* **Material provided**:
____________

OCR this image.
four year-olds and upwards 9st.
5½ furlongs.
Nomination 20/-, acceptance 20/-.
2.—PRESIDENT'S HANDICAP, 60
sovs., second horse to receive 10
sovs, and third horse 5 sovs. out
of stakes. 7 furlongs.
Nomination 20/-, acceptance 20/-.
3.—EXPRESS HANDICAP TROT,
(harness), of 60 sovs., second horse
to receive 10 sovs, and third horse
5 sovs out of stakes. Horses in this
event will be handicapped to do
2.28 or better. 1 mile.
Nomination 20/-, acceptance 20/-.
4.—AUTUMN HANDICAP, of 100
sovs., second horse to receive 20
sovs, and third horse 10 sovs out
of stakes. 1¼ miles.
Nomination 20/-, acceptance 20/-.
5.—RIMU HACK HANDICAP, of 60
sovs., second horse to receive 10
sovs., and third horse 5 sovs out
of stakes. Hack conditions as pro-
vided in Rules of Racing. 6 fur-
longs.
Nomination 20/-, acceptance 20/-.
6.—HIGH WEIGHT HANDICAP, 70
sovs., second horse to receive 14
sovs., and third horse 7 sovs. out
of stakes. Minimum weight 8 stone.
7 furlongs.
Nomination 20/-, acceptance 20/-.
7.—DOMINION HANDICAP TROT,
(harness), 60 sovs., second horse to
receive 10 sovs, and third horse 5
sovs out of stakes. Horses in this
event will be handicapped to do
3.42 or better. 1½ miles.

____________

* **Exercise goal**: Transcribe all the entries, keeping each one exactly as it is.

* **Solution**:
OCR this image.
four year-olds and upwards 9st.
5½ furlongs.
Nomination 20/-, acceptance 20/-.
2.—PRESIDENT'S HANDICAP, 60
sovs., second horse to receive 10
sovs, and third horse 5 sovs. out
of stakes. 7 furlongs.
Nomination 20/-, acceptance 20/-.
3.—EXPRESS HANDICAP TROT,
(harness), of 60 sovs., second horse
to receive 10 sovs, and third horse
5 sovs out of stakes. Horses in this
event will be handicapped to do
2.28 or better. 1 mile.
Nomination 20/-, acceptance 20/-.
4.—AUTUMN HANDICAP, of 100
sovs., second horse to receive 20
sovs, and third horse 10 sovs out
of stakes. 1¼ miles.
Nomination 20/-, acceptance 20/-.
5.—RIMU HACK HANDICAP, of 60
sovs., second horse to receive 10
sovs., and third horse 5 sovs out
of stakes. Hack conditions as pro-
vided in Rules of Racing. 6 fur-
longs.
Nomination 20/-, acceptance 20/-.
6.—HIGH WEIGHT HANDICAP, 70
sovs., second horse to receive 14
sovs., and third horse 7 sovs. out
of stakes. Minimum weight 8 stone.
7 furlongs.
Nomination 20/-, acceptance 20/-.
7.—DOMINION HANDICAP TROT,
(harness), 60 sovs., second horse to
receive 10 sovs, and third horse 5
sovs out of stakes. Horses in this
event will be handicapped to do
3.42 or better. 1½ miles.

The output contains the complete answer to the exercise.